**REQUIRED WORK**.
Within this material, how many lines have the string "предусмотренные" in them? The answer is a number, with nothing added.

**RECORDS FOR THIS TASK**.
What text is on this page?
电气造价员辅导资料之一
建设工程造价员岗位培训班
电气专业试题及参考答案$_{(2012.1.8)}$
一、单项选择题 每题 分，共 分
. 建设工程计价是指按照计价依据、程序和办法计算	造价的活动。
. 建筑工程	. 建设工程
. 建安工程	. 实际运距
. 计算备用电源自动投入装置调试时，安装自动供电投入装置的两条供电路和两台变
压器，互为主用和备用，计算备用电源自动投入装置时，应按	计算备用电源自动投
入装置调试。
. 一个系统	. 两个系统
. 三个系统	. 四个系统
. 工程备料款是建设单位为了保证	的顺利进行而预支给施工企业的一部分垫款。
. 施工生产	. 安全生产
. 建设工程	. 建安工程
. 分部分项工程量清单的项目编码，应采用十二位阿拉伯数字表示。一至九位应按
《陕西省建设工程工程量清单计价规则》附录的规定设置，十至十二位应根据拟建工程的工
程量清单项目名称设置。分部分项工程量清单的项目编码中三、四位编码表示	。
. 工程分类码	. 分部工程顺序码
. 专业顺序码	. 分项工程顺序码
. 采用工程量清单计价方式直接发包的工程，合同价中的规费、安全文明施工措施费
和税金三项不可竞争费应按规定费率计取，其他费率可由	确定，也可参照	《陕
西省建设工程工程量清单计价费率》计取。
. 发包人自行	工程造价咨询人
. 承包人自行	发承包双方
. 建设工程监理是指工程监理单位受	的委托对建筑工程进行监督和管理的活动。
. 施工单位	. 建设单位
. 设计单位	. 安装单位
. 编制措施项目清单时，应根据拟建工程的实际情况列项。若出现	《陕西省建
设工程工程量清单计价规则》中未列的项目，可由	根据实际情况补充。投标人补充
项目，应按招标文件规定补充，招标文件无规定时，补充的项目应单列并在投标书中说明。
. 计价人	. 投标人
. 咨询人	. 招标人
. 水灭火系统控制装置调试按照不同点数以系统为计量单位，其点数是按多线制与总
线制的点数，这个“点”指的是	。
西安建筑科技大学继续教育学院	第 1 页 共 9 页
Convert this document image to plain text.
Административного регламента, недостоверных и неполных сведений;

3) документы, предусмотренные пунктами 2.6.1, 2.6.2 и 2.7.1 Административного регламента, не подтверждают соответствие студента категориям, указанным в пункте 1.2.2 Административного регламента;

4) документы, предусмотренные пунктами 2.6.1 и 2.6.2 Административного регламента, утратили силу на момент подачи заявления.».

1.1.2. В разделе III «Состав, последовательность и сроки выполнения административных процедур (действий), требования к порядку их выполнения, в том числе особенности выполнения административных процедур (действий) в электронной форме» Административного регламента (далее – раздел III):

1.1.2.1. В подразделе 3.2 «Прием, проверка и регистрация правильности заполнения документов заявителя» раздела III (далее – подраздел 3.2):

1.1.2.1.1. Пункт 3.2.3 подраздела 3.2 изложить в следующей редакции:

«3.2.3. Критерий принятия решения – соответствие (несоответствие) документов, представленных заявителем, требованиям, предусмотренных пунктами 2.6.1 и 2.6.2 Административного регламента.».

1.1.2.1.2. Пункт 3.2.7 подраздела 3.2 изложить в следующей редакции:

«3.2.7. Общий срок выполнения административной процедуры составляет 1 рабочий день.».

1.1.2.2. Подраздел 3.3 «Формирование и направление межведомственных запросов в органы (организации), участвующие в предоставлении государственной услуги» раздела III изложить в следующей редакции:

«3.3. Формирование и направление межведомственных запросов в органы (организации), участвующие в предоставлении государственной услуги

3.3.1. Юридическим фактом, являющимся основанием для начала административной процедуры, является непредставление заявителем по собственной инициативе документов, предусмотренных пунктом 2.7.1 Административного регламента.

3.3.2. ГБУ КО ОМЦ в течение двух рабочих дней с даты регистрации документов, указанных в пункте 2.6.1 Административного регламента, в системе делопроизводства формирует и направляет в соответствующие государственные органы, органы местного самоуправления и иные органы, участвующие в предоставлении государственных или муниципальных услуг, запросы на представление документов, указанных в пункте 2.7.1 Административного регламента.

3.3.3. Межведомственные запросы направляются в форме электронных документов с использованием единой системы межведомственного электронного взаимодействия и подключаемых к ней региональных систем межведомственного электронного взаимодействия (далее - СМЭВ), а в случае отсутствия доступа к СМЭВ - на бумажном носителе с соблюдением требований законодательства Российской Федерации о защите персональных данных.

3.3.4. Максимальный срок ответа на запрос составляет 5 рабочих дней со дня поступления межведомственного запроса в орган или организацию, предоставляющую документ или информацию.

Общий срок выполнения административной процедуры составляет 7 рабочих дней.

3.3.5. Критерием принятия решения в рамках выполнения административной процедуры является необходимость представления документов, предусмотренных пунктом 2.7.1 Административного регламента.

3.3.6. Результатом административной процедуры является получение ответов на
==
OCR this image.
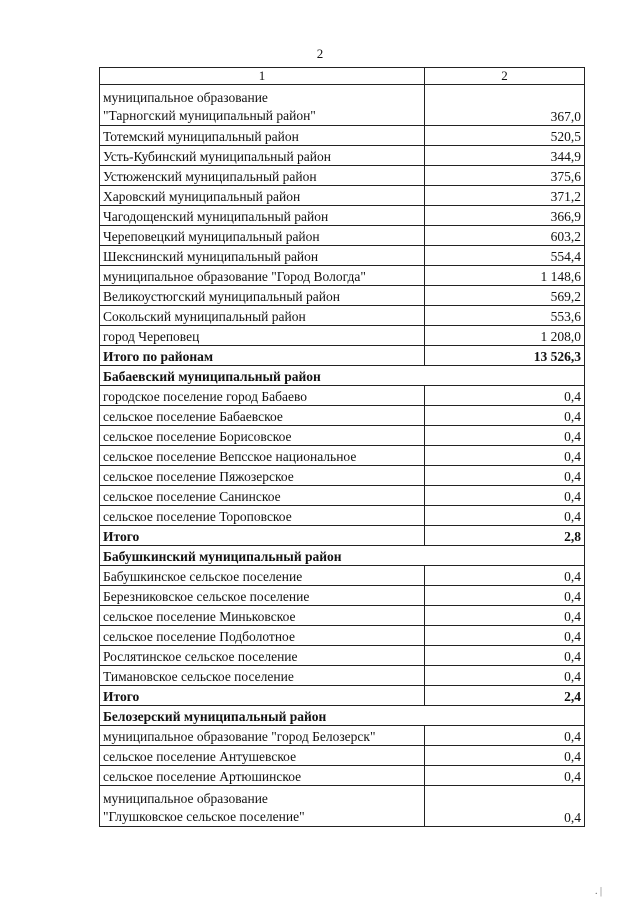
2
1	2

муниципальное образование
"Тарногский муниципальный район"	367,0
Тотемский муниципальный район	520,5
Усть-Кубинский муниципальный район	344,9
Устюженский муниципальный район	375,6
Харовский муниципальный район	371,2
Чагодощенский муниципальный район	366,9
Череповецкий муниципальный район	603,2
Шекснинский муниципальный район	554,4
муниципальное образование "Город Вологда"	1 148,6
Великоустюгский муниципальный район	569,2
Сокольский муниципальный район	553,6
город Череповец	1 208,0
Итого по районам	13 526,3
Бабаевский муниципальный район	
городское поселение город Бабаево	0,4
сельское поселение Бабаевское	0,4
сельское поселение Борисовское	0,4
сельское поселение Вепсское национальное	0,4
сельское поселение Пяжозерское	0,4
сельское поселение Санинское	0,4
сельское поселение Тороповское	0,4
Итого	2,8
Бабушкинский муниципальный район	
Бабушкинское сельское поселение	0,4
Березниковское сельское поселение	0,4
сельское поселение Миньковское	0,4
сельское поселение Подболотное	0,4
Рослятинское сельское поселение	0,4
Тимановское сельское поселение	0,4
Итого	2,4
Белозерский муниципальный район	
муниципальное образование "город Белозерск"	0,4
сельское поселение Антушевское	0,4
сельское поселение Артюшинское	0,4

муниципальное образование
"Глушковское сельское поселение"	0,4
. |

**WRITTEN RESPONSE**.
2